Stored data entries
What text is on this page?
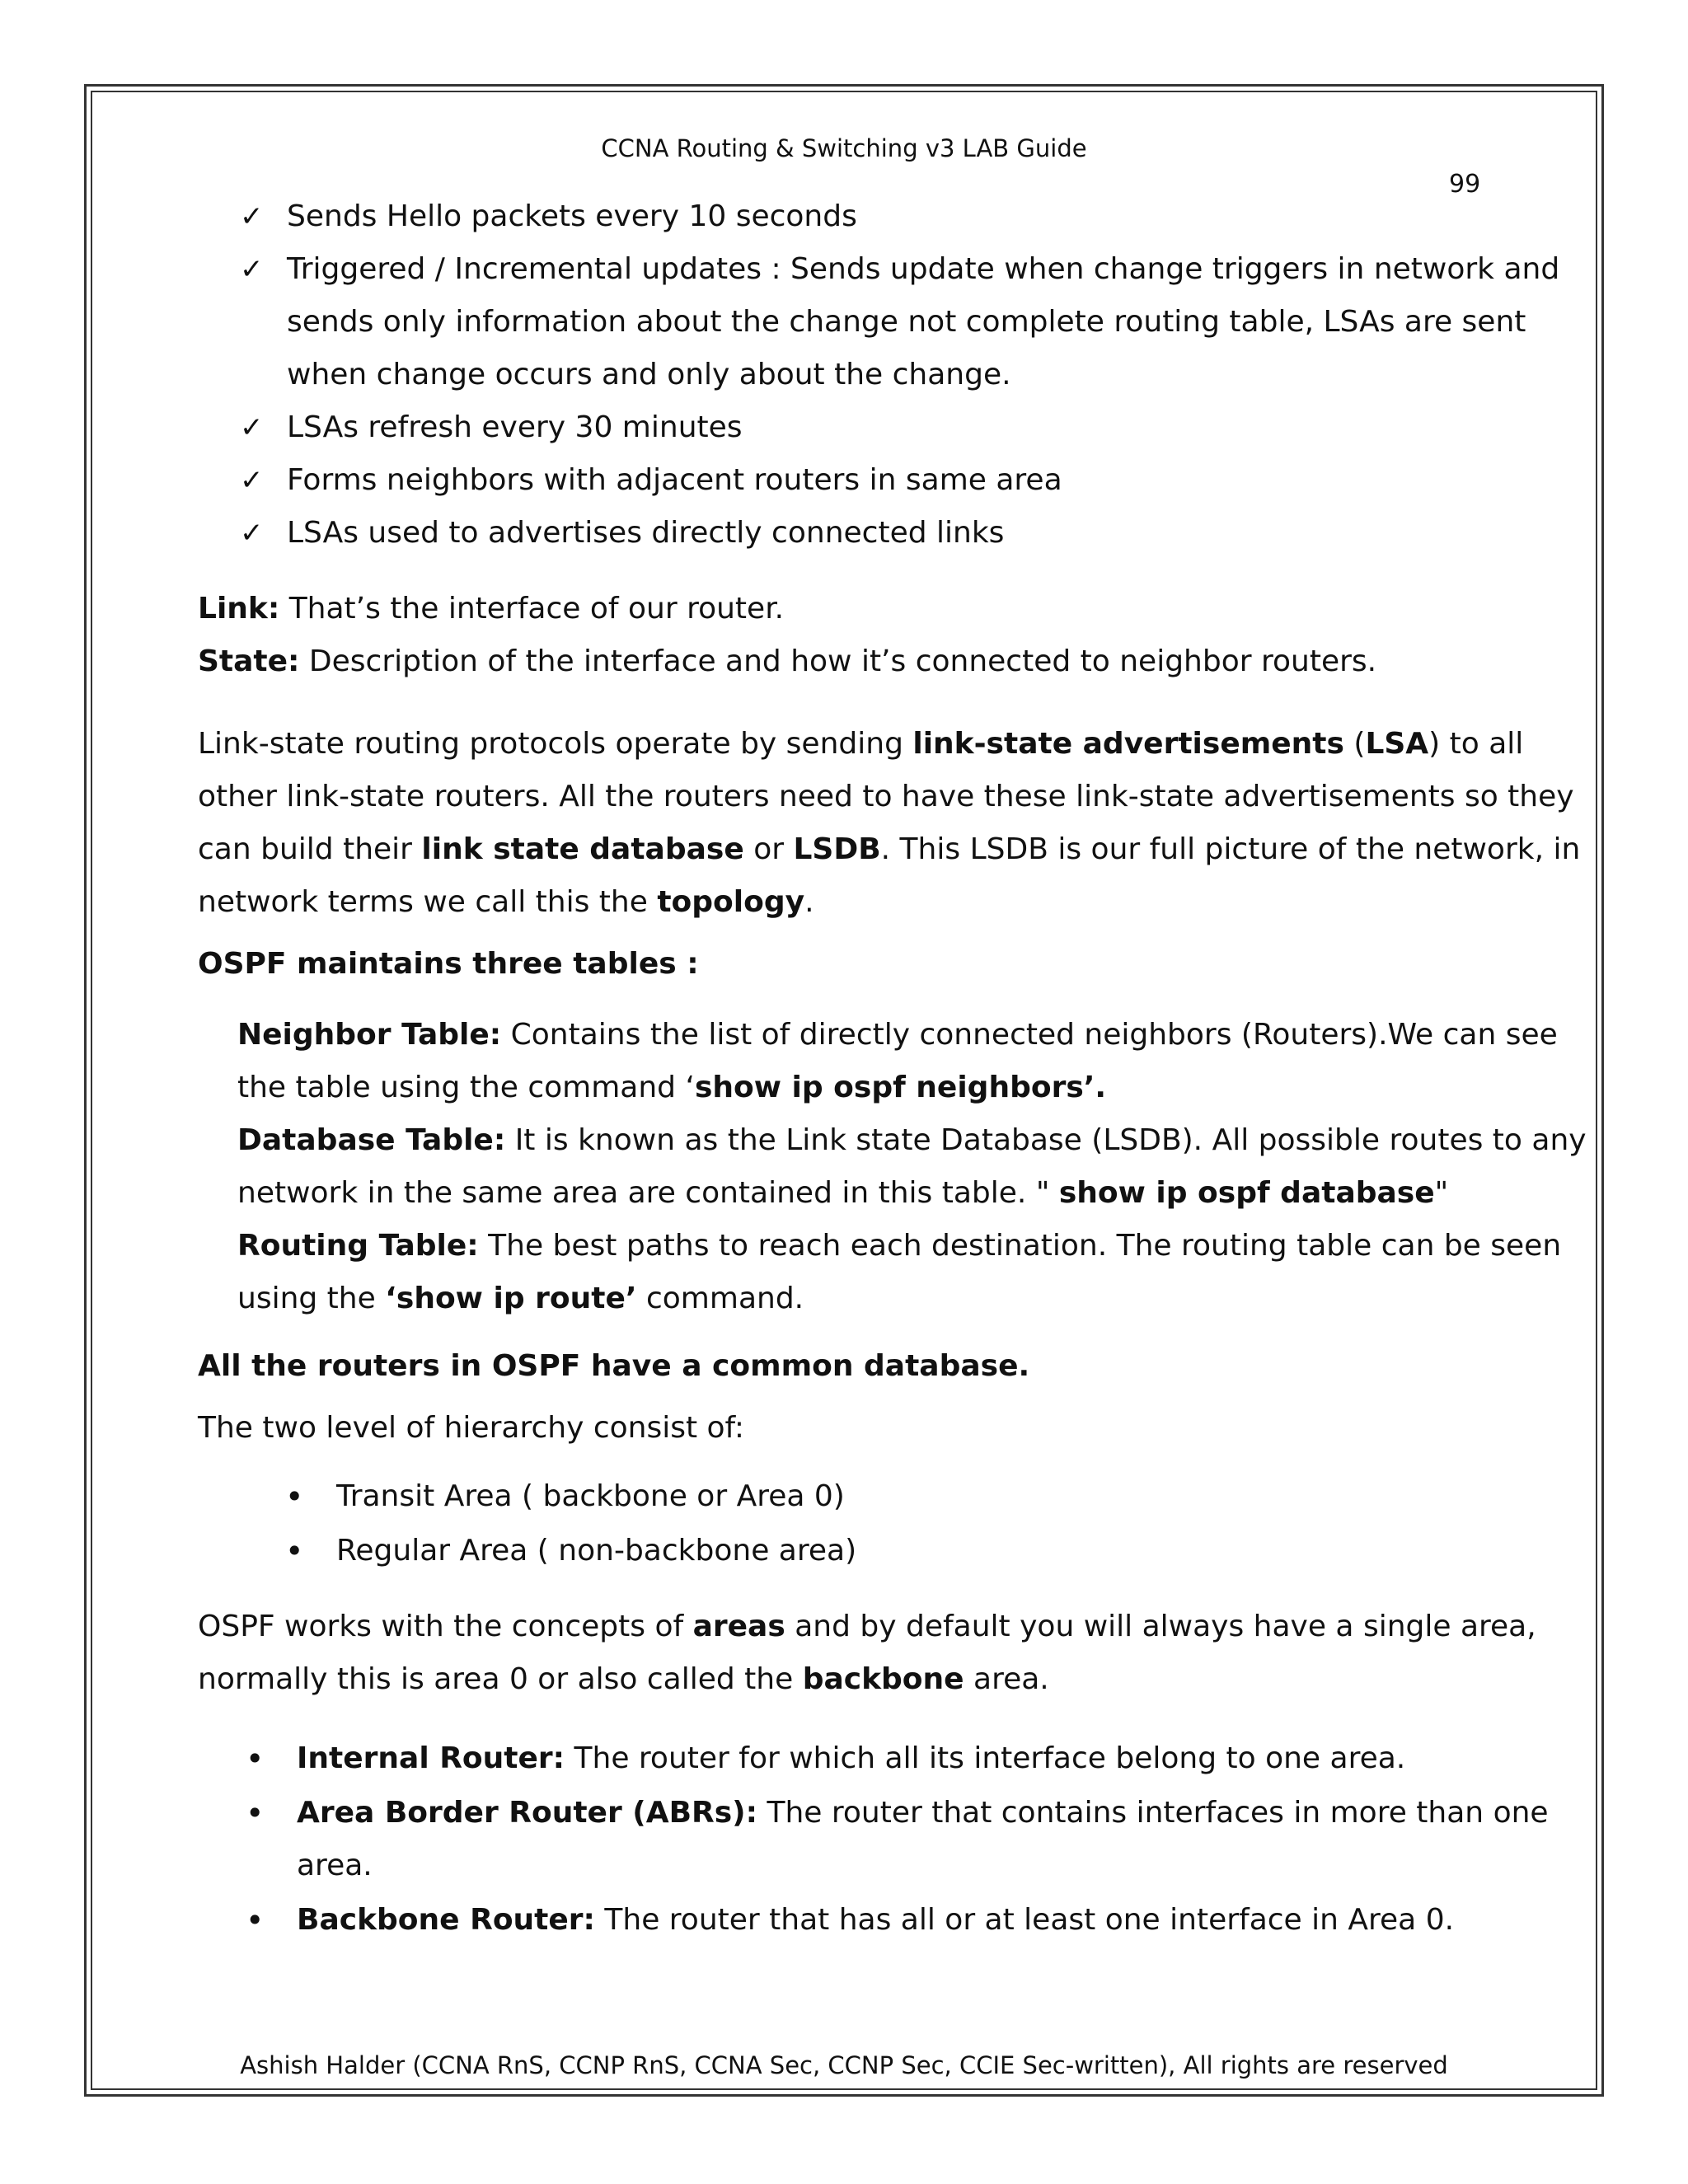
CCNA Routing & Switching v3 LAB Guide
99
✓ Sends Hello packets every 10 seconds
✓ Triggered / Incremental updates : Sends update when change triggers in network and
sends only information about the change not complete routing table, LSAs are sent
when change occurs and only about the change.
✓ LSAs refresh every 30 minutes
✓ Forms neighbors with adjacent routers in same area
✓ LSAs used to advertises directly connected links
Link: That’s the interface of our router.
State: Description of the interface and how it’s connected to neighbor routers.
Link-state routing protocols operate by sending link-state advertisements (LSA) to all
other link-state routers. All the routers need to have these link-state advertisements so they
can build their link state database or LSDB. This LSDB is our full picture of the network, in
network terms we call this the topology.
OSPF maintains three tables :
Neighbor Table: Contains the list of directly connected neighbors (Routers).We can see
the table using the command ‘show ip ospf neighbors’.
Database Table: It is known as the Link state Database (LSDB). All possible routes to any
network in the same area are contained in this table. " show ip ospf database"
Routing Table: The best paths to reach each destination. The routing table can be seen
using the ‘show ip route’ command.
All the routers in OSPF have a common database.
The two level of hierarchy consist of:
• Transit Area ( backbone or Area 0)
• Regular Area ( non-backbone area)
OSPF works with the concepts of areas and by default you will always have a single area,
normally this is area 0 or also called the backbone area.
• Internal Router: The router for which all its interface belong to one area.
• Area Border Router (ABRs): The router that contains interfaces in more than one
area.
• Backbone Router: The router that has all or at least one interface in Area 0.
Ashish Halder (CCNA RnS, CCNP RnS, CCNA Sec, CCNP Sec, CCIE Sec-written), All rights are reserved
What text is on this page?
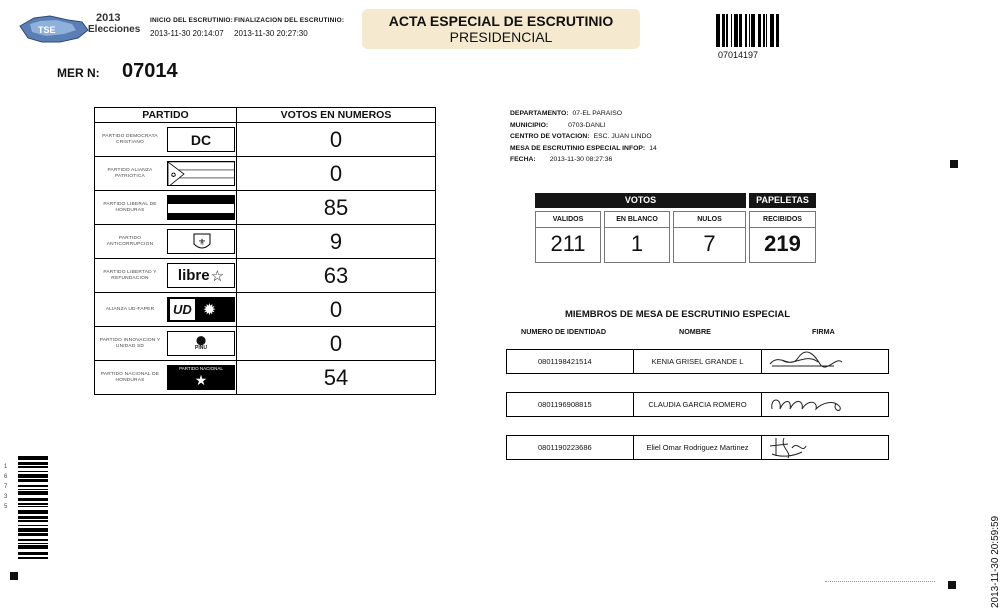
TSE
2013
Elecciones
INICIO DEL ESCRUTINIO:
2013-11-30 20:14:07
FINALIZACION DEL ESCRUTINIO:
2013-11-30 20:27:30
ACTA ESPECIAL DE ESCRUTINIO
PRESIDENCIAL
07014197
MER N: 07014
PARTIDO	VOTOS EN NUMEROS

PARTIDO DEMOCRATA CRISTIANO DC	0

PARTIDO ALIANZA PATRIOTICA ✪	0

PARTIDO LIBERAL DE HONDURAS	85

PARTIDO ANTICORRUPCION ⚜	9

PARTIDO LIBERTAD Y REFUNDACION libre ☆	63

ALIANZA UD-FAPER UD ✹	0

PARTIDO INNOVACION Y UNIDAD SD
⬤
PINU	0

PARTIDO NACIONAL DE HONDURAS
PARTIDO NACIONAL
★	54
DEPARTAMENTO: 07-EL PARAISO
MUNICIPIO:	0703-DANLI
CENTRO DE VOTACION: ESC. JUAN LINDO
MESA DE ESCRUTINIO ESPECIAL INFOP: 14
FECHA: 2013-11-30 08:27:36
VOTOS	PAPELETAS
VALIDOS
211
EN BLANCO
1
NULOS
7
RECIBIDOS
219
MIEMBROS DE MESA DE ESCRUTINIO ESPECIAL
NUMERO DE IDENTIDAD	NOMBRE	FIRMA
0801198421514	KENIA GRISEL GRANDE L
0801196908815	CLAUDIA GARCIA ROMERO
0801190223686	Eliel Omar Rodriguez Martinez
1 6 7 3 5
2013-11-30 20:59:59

## Written problem:
Gather from the records above every line containing the string "have".

## Correct result:
other link-state routers. All the routers need to have these link-state advertisements so they
All the routers in OSPF have a common database.
OSPF works with the concepts of areas and by default you will always have a single area,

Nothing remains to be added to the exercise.